◆ Exercise description
Copy every line of the records below where the word "icon" occurs.

(Stored data)
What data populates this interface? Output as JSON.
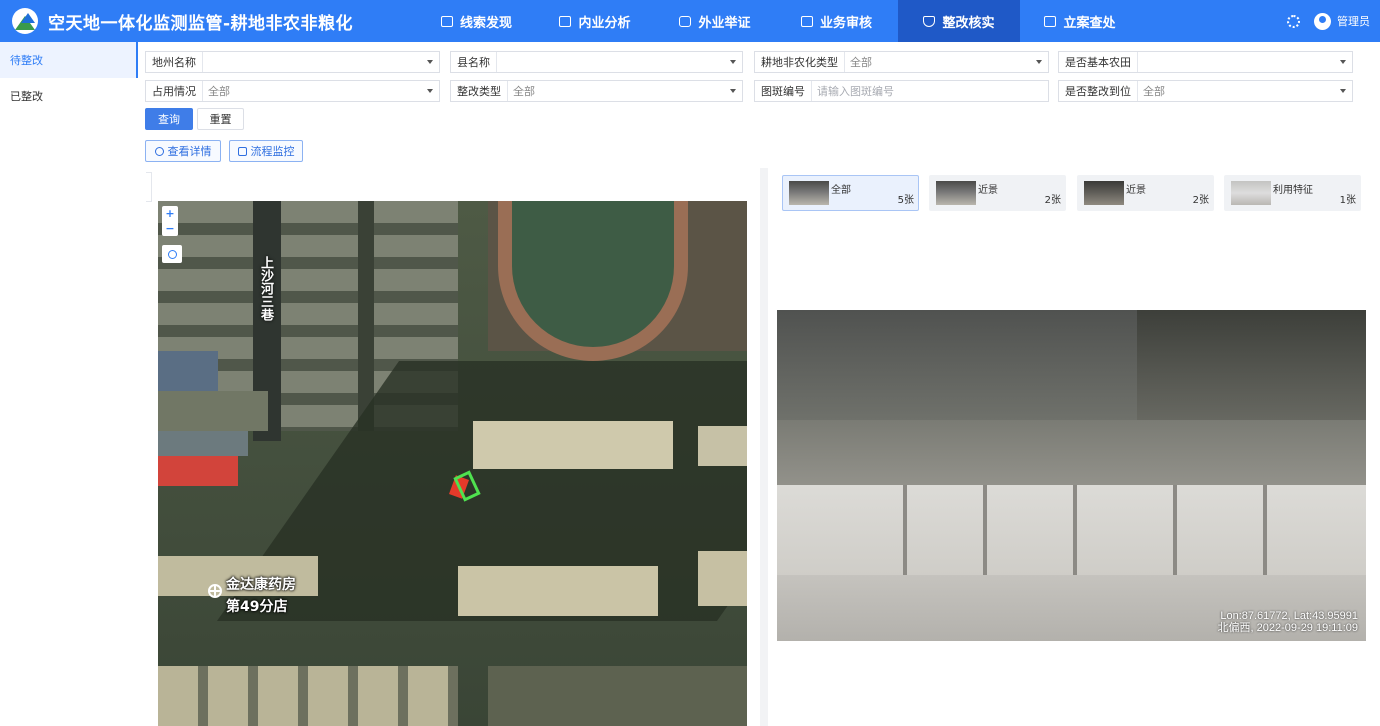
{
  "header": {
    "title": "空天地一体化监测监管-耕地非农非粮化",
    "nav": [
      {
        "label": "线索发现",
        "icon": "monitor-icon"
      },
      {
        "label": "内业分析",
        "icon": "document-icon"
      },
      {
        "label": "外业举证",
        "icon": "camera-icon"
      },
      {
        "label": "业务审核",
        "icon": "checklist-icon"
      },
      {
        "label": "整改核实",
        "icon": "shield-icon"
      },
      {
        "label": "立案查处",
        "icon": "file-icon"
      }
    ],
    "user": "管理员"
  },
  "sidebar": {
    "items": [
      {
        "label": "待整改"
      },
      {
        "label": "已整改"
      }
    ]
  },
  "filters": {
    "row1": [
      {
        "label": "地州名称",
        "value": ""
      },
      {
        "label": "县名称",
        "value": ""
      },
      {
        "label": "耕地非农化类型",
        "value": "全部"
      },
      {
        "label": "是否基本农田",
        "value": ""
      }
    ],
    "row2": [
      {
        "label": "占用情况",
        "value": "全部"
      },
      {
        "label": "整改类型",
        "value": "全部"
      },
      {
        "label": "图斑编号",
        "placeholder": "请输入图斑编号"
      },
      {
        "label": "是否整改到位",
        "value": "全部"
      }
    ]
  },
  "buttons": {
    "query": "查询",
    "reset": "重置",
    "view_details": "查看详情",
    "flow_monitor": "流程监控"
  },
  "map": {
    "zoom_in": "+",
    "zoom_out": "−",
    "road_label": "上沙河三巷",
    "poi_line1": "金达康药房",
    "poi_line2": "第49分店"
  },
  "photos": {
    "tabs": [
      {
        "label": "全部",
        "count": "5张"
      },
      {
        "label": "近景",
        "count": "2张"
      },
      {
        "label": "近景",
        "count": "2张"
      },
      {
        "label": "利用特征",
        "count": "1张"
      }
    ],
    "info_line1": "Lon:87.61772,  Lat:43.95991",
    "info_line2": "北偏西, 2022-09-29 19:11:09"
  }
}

◆ Final result
        "icon": "monitor-icon"
        "icon": "document-icon"
        "icon": "camera-icon"
        "icon": "checklist-icon"
        "icon": "shield-icon"
        "icon": "file-icon"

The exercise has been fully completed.